## Records for this exercise
==========

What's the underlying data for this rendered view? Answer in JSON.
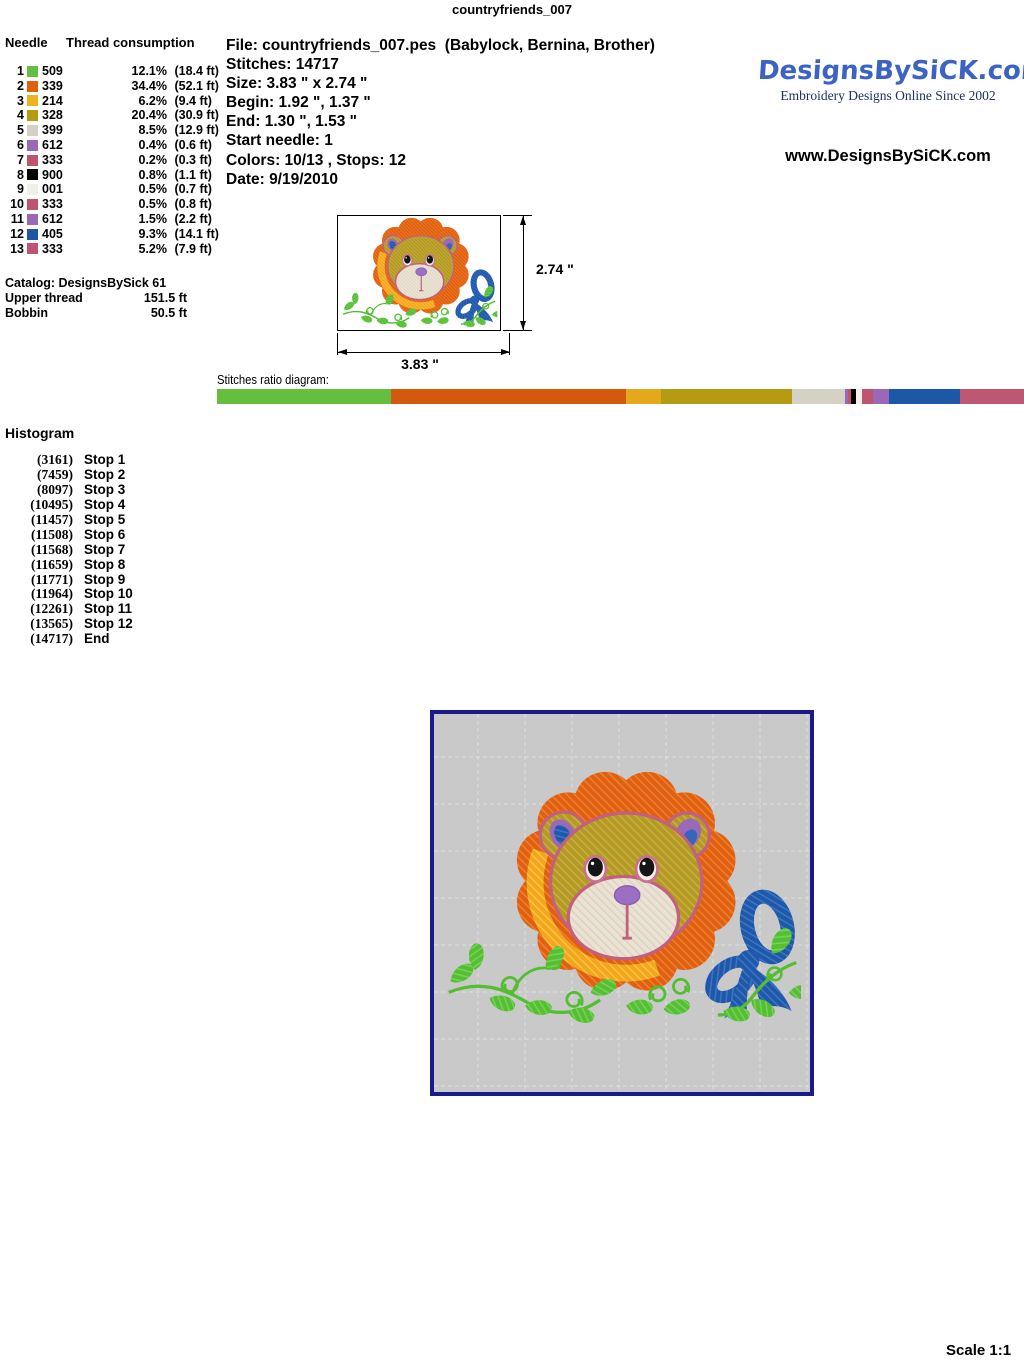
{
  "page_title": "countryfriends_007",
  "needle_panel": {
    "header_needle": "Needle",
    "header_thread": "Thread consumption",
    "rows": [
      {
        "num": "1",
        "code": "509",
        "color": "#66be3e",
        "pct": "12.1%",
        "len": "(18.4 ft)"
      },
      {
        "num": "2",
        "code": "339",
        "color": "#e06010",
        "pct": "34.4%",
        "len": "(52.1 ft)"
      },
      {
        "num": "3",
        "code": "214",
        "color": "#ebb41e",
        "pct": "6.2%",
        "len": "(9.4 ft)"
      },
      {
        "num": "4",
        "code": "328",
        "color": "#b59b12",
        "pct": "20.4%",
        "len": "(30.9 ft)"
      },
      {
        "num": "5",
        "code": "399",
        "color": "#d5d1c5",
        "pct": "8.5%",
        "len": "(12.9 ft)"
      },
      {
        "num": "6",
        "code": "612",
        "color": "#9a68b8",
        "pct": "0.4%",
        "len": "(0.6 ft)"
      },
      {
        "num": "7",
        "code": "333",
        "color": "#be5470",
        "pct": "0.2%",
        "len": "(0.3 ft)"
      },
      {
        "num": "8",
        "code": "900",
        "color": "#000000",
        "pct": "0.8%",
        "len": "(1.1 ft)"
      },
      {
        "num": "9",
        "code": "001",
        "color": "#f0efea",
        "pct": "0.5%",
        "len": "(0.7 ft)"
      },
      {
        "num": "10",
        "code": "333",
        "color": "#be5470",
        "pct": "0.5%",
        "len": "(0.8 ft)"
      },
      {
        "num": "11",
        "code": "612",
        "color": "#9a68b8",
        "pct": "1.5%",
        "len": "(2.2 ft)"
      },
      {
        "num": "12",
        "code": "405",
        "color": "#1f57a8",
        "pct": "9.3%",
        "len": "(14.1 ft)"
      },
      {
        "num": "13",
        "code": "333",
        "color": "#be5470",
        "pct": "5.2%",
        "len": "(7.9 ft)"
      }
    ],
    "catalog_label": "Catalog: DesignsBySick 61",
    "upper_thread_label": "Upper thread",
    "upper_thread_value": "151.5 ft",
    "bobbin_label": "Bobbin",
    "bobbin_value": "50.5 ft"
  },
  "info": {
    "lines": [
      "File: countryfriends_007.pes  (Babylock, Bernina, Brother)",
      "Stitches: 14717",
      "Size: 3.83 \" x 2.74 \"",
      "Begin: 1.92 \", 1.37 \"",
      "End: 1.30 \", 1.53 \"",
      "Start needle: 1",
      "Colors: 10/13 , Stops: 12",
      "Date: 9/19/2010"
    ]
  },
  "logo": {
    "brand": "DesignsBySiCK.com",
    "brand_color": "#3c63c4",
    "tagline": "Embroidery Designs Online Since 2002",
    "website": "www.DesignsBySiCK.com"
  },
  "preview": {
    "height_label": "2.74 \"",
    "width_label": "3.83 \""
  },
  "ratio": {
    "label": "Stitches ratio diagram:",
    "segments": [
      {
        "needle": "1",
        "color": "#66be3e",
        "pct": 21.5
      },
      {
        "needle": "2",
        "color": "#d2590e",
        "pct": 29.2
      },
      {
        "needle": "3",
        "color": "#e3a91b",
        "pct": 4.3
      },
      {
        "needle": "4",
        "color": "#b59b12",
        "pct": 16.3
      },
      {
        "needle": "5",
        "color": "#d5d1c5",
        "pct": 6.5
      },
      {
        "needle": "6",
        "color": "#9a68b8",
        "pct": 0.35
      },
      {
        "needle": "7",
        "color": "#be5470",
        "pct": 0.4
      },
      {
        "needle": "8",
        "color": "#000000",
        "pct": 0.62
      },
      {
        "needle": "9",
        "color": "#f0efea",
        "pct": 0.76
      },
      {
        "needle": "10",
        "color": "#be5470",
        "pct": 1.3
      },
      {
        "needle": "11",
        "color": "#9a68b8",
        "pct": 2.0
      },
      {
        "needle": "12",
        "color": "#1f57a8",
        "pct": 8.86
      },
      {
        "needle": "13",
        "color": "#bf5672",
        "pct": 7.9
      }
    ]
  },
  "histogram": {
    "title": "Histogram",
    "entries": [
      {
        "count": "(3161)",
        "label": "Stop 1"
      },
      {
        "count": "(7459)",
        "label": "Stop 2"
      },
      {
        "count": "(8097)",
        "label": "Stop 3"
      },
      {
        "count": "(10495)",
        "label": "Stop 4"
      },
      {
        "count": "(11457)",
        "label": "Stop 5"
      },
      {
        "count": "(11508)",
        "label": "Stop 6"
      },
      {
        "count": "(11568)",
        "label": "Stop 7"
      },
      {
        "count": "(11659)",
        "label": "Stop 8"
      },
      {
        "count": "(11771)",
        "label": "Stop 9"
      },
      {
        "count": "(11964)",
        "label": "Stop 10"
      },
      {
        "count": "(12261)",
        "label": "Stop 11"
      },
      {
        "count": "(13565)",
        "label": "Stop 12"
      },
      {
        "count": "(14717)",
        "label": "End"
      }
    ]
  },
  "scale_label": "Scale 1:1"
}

==========

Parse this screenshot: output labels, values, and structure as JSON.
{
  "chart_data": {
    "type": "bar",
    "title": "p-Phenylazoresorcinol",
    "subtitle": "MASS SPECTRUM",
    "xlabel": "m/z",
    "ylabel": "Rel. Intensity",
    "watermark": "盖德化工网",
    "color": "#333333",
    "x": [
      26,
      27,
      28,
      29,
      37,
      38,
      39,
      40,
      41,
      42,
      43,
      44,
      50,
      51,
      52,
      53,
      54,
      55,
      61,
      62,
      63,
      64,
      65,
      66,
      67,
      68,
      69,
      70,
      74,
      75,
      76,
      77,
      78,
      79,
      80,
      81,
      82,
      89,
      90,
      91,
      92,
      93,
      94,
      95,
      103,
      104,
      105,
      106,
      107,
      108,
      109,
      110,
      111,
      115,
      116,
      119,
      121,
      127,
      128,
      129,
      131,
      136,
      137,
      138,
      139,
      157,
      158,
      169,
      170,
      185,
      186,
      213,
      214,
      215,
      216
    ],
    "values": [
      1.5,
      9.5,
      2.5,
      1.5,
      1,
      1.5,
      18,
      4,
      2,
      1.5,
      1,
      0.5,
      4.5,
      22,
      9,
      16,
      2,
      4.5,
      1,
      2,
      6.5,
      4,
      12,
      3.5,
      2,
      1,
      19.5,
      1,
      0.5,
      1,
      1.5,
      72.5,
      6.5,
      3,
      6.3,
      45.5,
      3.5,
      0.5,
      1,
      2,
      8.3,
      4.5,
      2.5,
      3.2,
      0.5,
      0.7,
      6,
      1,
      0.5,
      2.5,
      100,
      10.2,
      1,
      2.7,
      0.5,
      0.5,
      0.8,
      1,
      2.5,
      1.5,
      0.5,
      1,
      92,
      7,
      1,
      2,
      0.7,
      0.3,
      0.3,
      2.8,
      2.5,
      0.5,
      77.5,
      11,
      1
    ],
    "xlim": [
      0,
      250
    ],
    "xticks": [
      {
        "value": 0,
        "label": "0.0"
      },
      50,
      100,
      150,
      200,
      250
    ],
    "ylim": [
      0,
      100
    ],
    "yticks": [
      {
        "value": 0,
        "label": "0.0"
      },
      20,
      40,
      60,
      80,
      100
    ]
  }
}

==========

## Task directions
Look over the listing above. Pick out and copy every line that includes "JSON".

## Response for this exercise
What's the underlying data for this rendered view? Answer in JSON.
Parse this screenshot: output labels, values, and structure as JSON.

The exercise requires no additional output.